-- Start Records shown --

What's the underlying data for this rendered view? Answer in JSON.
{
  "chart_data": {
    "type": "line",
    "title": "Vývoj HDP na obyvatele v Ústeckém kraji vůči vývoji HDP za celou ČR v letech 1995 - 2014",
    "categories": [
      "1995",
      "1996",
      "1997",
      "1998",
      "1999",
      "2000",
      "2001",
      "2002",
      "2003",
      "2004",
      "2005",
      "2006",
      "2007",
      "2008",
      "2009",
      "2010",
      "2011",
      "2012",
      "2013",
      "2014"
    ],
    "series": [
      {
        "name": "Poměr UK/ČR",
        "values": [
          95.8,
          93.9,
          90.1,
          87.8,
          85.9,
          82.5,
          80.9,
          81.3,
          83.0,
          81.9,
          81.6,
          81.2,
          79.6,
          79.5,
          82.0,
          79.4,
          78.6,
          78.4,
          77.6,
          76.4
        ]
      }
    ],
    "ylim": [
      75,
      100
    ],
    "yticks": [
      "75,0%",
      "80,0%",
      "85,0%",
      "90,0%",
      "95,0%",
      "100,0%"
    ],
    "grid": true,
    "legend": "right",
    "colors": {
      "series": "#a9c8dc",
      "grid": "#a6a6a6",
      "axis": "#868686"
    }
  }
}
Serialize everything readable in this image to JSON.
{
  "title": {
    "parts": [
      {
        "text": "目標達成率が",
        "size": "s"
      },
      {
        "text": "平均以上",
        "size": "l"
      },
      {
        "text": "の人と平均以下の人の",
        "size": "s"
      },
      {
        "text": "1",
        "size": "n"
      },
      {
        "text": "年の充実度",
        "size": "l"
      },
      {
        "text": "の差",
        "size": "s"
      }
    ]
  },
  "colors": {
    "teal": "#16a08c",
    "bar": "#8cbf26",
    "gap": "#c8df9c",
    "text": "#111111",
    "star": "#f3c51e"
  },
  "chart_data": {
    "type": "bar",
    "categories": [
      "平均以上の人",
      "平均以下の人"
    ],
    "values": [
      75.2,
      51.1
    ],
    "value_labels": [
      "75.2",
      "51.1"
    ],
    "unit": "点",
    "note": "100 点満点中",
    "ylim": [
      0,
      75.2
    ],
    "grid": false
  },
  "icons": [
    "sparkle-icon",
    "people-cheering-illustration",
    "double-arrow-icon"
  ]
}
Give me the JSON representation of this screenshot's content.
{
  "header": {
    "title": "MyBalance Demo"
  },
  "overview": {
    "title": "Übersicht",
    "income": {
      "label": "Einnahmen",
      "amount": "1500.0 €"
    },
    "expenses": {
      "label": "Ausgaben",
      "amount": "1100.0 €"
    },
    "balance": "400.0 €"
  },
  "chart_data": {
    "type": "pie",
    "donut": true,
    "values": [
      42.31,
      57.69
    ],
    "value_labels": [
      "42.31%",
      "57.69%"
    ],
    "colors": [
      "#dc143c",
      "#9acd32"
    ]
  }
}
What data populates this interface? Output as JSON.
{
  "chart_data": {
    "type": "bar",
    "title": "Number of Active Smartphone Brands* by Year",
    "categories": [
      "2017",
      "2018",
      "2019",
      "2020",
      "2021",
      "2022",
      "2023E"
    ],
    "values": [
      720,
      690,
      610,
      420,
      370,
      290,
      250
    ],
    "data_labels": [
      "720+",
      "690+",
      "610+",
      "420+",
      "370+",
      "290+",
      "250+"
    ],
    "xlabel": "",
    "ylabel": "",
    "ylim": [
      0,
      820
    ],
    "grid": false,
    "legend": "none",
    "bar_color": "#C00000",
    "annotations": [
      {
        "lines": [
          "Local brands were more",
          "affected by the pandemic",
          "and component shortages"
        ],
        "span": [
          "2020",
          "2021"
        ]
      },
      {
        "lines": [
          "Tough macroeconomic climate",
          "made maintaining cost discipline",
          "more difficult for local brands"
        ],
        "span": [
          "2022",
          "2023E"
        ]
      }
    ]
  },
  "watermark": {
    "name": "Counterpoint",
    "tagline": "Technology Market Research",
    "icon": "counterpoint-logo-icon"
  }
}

-- End Records shown --

What is expected - Every line of the records above needs to be given again exactly.

Finished task -
What's the underlying data for this rendered view? Answer in JSON.
{
  "chart_data": {
    "type": "line",
    "title": "Vývoj HDP na obyvatele v Ústeckém kraji vůči vývoji HDP za celou ČR v letech 1995 - 2014",
    "categories": [
      "1995",
      "1996",
      "1997",
      "1998",
      "1999",
      "2000",
      "2001",
      "2002",
      "2003",
      "2004",
      "2005",
      "2006",
      "2007",
      "2008",
      "2009",
      "2010",
      "2011",
      "2012",
      "2013",
      "2014"
    ],
    "series": [
      {
        "name": "Poměr UK/ČR",
        "values": [
          95.8,
          93.9,
          90.1,
          87.8,
          85.9,
          82.5,
          80.9,
          81.3,
          83.0,
          81.9,
          81.6,
          81.2,
          79.6,
          79.5,
          82.0,
          79.4,
          78.6,
          78.4,
          77.6,
          76.4
        ]
      }
    ],
    "ylim": [
      75,
      100
    ],
    "yticks": [
      "75,0%",
      "80,0%",
      "85,0%",
      "90,0%",
      "95,0%",
      "100,0%"
    ],
    "grid": true,
    "legend": "right",
    "colors": {
      "series": "#a9c8dc",
      "grid": "#a6a6a6",
      "axis": "#868686"
    }
  }
}
Serialize everything readable in this image to JSON.
{
  "title": {
    "parts": [
      {
        "text": "目標達成率が",
        "size": "s"
      },
      {
        "text": "平均以上",
        "size": "l"
      },
      {
        "text": "の人と平均以下の人の",
        "size": "s"
      },
      {
        "text": "1",
        "size": "n"
      },
      {
        "text": "年の充実度",
        "size": "l"
      },
      {
        "text": "の差",
        "size": "s"
      }
    ]
  },
  "colors": {
    "teal": "#16a08c",
    "bar": "#8cbf26",
    "gap": "#c8df9c",
    "text": "#111111",
    "star": "#f3c51e"
  },
  "chart_data": {
    "type": "bar",
    "categories": [
      "平均以上の人",
      "平均以下の人"
    ],
    "values": [
      75.2,
      51.1
    ],
    "value_labels": [
      "75.2",
      "51.1"
    ],
    "unit": "点",
    "note": "100 点満点中",
    "ylim": [
      0,
      75.2
    ],
    "grid": false
  },
  "icons": [
    "sparkle-icon",
    "people-cheering-illustration",
    "double-arrow-icon"
  ]
}
Give me the JSON representation of this screenshot's content.
{
  "header": {
    "title": "MyBalance Demo"
  },
  "overview": {
    "title": "Übersicht",
    "income": {
      "label": "Einnahmen",
      "amount": "1500.0 €"
    },
    "expenses": {
      "label": "Ausgaben",
      "amount": "1100.0 €"
    },
    "balance": "400.0 €"
  },
  "chart_data": {
    "type": "pie",
    "donut": true,
    "values": [
      42.31,
      57.69
    ],
    "value_labels": [
      "42.31%",
      "57.69%"
    ],
    "colors": [
      "#dc143c",
      "#9acd32"
    ]
  }
}
What data populates this interface? Output as JSON.
{
  "chart_data": {
    "type": "bar",
    "title": "Number of Active Smartphone Brands* by Year",
    "categories": [
      "2017",
      "2018",
      "2019",
      "2020",
      "2021",
      "2022",
      "2023E"
    ],
    "values": [
      720,
      690,
      610,
      420,
      370,
      290,
      250
    ],
    "data_labels": [
      "720+",
      "690+",
      "610+",
      "420+",
      "370+",
      "290+",
      "250+"
    ],
    "xlabel": "",
    "ylabel": "",
    "ylim": [
      0,
      820
    ],
    "grid": false,
    "legend": "none",
    "bar_color": "#C00000",
    "annotations": [
      {
        "lines": [
          "Local brands were more",
          "affected by the pandemic",
          "and component shortages"
        ],
        "span": [
          "2020",
          "2021"
        ]
      },
      {
        "lines": [
          "Tough macroeconomic climate",
          "made maintaining cost discipline",
          "more difficult for local brands"
        ],
        "span": [
          "2022",
          "2023E"
        ]
      }
    ]
  },
  "watermark": {
    "name": "Counterpoint",
    "tagline": "Technology Market Research",
    "icon": "counterpoint-logo-icon"
  }
}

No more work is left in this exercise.